═══ Available records ═══

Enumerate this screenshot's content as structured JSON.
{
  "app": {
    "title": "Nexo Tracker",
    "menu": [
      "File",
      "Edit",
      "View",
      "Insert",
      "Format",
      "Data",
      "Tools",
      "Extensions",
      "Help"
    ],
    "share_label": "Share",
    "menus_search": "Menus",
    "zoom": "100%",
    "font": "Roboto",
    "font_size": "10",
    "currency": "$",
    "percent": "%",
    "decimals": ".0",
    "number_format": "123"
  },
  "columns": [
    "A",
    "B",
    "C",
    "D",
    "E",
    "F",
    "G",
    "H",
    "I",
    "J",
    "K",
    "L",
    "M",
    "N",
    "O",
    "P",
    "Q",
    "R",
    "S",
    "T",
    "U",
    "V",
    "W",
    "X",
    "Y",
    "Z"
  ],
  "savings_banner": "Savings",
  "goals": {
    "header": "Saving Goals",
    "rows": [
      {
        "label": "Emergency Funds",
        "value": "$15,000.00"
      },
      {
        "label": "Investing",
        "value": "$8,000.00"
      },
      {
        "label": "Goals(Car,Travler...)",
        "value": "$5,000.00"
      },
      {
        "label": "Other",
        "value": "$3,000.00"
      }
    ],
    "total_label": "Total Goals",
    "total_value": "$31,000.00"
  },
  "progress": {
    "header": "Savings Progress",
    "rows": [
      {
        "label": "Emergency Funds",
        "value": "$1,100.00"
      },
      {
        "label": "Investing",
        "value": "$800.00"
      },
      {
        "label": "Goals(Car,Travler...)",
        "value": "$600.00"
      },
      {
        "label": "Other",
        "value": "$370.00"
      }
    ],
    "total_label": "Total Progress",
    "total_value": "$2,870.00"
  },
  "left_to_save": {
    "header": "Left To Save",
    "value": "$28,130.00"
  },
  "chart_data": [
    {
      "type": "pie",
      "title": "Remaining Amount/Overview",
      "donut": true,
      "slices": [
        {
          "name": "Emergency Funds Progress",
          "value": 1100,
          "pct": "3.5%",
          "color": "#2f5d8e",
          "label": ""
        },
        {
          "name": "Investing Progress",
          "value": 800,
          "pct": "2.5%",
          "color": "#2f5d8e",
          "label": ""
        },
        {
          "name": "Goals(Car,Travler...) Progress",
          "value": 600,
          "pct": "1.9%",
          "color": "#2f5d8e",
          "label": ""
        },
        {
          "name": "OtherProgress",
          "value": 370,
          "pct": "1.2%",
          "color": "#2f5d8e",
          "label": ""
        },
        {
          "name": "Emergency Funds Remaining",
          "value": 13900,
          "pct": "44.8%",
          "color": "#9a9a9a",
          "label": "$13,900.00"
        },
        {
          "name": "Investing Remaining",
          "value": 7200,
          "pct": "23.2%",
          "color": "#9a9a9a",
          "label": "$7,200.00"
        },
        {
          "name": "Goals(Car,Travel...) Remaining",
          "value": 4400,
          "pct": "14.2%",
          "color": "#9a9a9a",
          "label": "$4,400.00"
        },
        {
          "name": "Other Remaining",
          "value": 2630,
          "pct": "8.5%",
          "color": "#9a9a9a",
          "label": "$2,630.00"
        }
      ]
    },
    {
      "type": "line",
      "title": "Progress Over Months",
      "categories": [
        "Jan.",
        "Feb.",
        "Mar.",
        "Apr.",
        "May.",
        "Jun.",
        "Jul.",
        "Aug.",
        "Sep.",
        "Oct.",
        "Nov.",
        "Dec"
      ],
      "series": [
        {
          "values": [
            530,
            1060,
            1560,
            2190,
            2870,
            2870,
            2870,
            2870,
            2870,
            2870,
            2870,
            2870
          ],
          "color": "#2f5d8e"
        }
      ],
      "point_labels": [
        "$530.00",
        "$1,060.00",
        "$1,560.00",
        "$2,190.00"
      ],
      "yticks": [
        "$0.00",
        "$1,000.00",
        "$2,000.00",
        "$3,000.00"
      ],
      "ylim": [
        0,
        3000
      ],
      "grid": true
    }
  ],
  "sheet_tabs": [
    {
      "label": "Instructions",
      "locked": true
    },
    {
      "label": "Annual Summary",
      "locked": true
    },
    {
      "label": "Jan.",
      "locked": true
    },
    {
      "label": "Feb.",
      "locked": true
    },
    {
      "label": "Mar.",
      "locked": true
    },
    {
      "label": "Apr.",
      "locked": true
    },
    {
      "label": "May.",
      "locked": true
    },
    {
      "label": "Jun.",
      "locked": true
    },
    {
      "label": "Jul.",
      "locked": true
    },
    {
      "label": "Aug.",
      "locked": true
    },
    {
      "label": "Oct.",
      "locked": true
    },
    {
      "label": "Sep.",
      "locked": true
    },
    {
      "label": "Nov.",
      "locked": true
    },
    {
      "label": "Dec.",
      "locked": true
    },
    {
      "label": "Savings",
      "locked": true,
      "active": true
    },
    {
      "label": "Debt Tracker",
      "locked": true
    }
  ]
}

═══

**Your task:** From the entries above, copy every line containing the word "header".

**Written solution:**
    "header": "Saving Goals",
    "header": "Savings Progress",
    "header": "Left To Save",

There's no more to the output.